-------- DATA EXCERPTS --------

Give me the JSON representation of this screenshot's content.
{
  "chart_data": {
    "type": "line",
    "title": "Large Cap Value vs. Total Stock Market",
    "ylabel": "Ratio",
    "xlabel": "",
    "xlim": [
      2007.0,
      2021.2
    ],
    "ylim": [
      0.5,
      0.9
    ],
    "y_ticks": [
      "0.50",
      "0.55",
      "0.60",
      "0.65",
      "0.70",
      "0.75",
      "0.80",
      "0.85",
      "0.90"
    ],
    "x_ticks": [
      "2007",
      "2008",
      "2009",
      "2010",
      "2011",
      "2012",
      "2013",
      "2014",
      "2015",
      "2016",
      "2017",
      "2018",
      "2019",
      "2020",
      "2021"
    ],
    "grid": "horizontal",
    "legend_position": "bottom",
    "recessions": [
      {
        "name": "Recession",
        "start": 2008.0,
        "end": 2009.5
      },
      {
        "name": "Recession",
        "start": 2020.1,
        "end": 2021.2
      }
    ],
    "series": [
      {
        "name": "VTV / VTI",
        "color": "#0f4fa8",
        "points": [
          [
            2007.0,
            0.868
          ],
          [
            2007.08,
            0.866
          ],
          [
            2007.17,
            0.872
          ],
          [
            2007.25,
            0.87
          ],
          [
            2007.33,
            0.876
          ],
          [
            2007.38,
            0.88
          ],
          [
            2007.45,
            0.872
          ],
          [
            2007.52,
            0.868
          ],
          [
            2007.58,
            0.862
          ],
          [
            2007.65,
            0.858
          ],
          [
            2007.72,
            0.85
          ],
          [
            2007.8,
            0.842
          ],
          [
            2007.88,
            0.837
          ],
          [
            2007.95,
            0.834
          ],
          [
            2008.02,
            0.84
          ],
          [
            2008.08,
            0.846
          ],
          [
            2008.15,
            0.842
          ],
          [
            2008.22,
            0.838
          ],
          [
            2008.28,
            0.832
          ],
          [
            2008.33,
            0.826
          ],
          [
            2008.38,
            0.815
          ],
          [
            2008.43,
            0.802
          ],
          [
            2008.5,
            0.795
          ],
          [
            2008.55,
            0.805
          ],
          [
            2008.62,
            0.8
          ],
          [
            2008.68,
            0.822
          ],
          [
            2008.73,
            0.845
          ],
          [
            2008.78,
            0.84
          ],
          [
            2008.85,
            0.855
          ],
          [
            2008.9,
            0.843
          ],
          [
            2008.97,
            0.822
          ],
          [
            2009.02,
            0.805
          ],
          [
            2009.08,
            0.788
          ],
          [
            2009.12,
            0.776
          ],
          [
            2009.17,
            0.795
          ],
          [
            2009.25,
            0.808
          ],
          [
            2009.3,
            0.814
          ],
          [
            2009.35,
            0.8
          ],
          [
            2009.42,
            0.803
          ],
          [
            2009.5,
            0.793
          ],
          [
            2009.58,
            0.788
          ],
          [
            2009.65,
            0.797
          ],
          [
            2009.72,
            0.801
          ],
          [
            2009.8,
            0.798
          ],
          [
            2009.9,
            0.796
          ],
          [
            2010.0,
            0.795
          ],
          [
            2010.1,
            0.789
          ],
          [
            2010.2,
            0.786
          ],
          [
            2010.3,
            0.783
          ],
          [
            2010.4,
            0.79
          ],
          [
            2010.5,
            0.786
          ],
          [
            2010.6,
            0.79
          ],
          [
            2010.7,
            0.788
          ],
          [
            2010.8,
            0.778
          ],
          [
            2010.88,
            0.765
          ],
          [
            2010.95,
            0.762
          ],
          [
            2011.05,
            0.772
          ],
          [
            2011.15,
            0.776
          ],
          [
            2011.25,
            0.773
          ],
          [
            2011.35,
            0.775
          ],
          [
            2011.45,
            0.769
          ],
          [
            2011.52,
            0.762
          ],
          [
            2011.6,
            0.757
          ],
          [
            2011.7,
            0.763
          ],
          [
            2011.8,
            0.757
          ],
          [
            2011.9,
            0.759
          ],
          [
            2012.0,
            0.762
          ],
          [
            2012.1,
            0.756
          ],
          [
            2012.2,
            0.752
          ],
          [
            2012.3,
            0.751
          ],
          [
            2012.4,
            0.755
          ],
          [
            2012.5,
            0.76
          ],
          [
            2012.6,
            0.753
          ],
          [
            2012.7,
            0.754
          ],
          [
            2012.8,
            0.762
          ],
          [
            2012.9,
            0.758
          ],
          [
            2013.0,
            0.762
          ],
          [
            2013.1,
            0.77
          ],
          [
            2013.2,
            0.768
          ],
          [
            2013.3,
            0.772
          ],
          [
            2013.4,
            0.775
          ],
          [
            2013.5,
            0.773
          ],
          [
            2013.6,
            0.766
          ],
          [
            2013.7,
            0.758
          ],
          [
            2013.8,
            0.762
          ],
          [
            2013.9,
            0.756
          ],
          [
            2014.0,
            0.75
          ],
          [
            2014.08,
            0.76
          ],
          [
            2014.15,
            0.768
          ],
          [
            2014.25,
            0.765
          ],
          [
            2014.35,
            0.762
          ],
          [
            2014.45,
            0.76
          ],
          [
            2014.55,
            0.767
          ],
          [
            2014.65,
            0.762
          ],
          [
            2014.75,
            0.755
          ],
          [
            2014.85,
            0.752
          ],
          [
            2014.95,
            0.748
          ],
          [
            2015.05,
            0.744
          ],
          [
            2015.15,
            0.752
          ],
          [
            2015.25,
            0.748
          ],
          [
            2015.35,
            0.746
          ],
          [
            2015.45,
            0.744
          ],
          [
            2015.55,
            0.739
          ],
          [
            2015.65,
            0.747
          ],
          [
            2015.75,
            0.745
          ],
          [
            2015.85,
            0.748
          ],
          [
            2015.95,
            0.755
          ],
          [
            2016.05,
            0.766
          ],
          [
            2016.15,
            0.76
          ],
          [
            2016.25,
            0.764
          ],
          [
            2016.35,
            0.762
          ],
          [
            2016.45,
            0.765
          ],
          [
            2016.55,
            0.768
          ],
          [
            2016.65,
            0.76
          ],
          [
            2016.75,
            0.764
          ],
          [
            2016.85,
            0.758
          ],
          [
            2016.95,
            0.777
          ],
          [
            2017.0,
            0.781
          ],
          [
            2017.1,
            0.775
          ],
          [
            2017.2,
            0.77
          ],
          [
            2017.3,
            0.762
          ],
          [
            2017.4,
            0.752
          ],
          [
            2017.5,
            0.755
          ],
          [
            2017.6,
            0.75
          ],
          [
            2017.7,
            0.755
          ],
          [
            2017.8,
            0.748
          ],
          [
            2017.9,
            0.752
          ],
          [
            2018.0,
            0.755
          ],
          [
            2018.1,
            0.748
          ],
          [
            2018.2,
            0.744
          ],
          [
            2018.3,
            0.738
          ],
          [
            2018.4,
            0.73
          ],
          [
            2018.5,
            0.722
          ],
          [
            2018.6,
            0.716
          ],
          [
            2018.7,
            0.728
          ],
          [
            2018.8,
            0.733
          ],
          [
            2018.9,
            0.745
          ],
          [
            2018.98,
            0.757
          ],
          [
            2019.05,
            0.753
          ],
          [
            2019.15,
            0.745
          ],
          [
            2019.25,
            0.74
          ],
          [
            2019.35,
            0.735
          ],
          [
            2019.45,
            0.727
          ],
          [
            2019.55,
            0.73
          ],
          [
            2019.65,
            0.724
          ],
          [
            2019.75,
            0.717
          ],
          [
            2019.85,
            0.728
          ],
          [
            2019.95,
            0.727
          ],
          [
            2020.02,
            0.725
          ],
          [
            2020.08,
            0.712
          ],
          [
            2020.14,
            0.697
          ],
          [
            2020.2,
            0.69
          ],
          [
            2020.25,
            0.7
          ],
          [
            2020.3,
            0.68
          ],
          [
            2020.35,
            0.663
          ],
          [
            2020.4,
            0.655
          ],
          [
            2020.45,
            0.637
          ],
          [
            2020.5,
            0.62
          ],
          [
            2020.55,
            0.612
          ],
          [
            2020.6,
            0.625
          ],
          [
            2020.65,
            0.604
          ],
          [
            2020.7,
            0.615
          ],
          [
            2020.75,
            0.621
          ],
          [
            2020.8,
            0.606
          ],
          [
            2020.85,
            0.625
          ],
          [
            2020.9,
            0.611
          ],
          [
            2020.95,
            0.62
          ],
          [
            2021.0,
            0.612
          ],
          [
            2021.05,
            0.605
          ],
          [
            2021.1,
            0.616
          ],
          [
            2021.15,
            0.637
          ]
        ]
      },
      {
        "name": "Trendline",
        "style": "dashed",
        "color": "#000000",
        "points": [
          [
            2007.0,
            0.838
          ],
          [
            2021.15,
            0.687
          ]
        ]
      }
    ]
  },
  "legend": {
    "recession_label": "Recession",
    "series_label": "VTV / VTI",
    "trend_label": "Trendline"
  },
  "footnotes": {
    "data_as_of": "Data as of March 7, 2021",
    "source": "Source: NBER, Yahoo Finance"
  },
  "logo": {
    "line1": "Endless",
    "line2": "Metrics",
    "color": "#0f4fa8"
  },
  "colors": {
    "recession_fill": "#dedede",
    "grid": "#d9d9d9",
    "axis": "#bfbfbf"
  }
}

--------

> [WORK TO DO]:
Only a number is wanted: how many lines of the material above hold "name"?

> [OUTPUT FOR THIS TASK]:
4